**To be done**.
Every line of the data must be copied exactly.

**Information shown**.
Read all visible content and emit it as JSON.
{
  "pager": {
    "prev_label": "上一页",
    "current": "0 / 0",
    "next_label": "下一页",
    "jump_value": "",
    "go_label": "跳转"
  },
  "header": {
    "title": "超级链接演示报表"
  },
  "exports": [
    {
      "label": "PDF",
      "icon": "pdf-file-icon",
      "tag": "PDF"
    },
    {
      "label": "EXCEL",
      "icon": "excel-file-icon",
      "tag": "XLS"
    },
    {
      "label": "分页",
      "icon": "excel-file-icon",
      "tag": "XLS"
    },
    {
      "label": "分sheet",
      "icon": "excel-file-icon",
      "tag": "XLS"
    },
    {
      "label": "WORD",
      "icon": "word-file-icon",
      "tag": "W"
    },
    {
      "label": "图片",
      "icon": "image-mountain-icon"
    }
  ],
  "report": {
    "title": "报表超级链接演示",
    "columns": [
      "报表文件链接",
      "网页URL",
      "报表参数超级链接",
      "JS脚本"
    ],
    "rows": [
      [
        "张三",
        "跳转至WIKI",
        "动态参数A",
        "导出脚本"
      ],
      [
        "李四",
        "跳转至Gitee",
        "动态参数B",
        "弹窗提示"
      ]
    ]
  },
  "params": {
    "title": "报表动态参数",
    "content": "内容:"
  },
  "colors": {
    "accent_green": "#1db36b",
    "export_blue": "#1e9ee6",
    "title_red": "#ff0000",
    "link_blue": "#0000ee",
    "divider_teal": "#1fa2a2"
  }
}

**Result**.
Read all visible content and emit it as JSON.
{
  "pager": {
    "prev_label": "上一页",
    "current": "0 / 0",
    "next_label": "下一页",
    "jump_value": "",
    "go_label": "跳转"
  },
  "header": {
    "title": "超级链接演示报表"
  },
  "exports": [
    {
      "label": "PDF",
      "icon": "pdf-file-icon",
      "tag": "PDF"
    },
    {
      "label": "EXCEL",
      "icon": "excel-file-icon",
      "tag": "XLS"
    },
    {
      "label": "分页",
      "icon": "excel-file-icon",
      "tag": "XLS"
    },
    {
      "label": "分sheet",
      "icon": "excel-file-icon",
      "tag": "XLS"
    },
    {
      "label": "WORD",
      "icon": "word-file-icon",
      "tag": "W"
    },
    {
      "label": "图片",
      "icon": "image-mountain-icon"
    }
  ],
  "report": {
    "title": "报表超级链接演示",
    "columns": [
      "报表文件链接",
      "网页URL",
      "报表参数超级链接",
      "JS脚本"
    ],
    "rows": [
      [
        "张三",
        "跳转至WIKI",
        "动态参数A",
        "导出脚本"
      ],
      [
        "李四",
        "跳转至Gitee",
        "动态参数B",
        "弹窗提示"
      ]
    ]
  },
  "params": {
    "title": "报表动态参数",
    "content": "内容:"
  },
  "colors": {
    "accent_green": "#1db36b",
    "export_blue": "#1e9ee6",
    "title_red": "#ff0000",
    "link_blue": "#0000ee",
    "divider_teal": "#1fa2a2"
  }
}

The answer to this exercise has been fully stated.